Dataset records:
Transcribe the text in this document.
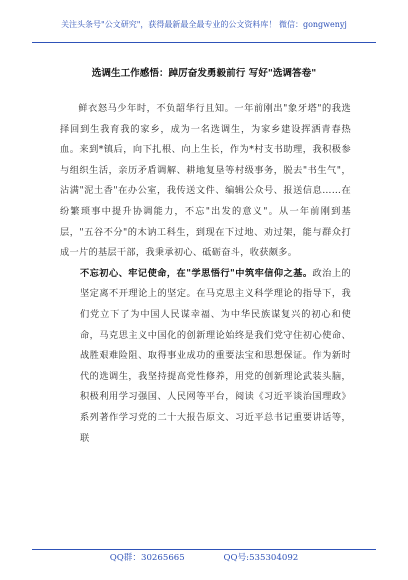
关注头条号"公文研究"，获得最新最全最专业的公文资料库！ 微信：gongwenyj
选调生工作感悟：踔厉奋发勇毅前行 写好"选调答卷"

鲜衣怒马少年时，不负韶华行且知。一年前刚出"象牙塔"的我选择回到生我育我的家乡，成为一名选调生，为家乡建设挥洒青春热血。来到*镇后，向下扎根、向上生长，作为*村支书助理，我积极参与组织生活，亲历矛盾调解、耕地复垦等村级事务，脱去"书生气"，沾满"泥土香"在办公室，我传送文件、编辑公众号、报送信息……在纷繁琐事中提升协调能力，不忘"出发的意义"。从一年前刚到基层，"五谷不分"的木讷工科生，到现在下过地、劝过架，能与群众打成一片的基层干部，我秉承初心、砥砺奋斗，收获颇多。

不忘初心、牢记使命，在"学思悟行"中筑牢信仰之基。政治上的坚定离不开理论上的坚定。在马克思主义科学理论的指导下，我们党立下了为中国人民谋幸福、为中华民族谋复兴的初心和使命，马克思主义中国化的创新理论始终是我们党守住初心使命、战胜艰难险阻、取得事业成功的重要法宝和思想保证。作为新时代的选调生，我坚持提高党性修养，用党的创新理论武装头脑，积极利用学习强国、人民网等平台，阅读《习近平谈治国理政》系列著作学习党的二十大报告原文、习近平总书记重要讲话等，联

QQ群：30265665	QQ号:535304092
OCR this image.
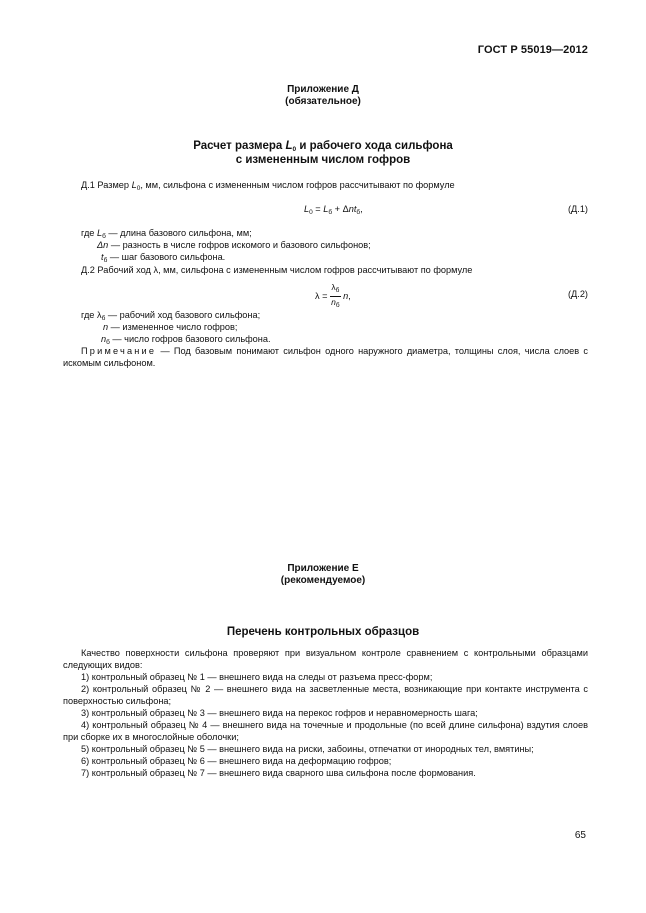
ГОСТ Р 55019—2012
Приложение Д
(обязательное)
Расчет размера $L_0$ и рабочего хода сильфона
с измененным числом гофров
Д.1 Размер $L_0$, мм, сильфона с измененным числом гофров рассчитывают по формуле
$L_0 = L_б + \Delta nt_б$,	(Д.1)
где $L_б$ — длина базового сильфона, мм;
Δn — разность в числе гофров искомого и базового сильфонов;
$t_б$ — шаг базового сильфона.
Д.2 Рабочий ход λ, мм, сильфона с измененным числом гофров рассчитывают по формуле
$\lambda = \frac{\lambda_б}{n_б} n$,	(Д.2)
где $\lambda_б$ — рабочий ход базового сильфона;
n — измененное число гофров;
$n_б$ — число гофров базового сильфона.
Примечание — Под базовым понимают сильфон одного наружного диаметра, толщины слоя, числа слоев с искомым сильфоном.
Приложение Е
(рекомендуемое)
Перечень контрольных образцов
Качество поверхности сильфона проверяют при визуальном контроле сравнением с контрольными образцами следующих видов:
1) контрольный образец № 1 — внешнего вида на следы от разъема пресс-форм;
2) контрольный образец № 2 — внешнего вида на засветленные места, возникающие при контакте инструмента с поверхностью сильфона;
3) контрольный образец № 3 — внешнего вида на перекос гофров и неравномерность шага;
4) контрольный образец № 4 — внешнего вида на точечные и продольные (по всей длине сильфона) вздутия слоев при сборке их в многослойные оболочки;
5) контрольный образец № 5 — внешнего вида на риски, забоины, отпечатки от инородных тел, вмятины;
6) контрольный образец № 6 — внешнего вида на деформацию гофров;
7) контрольный образец № 7 — внешнего вида сварного шва сильфона после формования.
65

▶ _SHORT PROBLEM_
Out of the material above, select every line that holds the string "гофров".

▶ _RESPONSE FOR THIS EXERCISE_
с измененным числом гофров
Д.1 Размер $L_0$, мм, сильфона с измененным числом гофров рассчитывают по формуле
Δn — разность в числе гофров искомого и базового сильфонов;
Д.2 Рабочий ход λ, мм, сильфона с измененным числом гофров рассчитывают по формуле
n — измененное число гофров;
$n_б$ — число гофров базового сильфона.
3) контрольный образец № 3 — внешнего вида на перекос гофров и неравномерность шага;
6) контрольный образец № 6 — внешнего вида на деформацию гофров;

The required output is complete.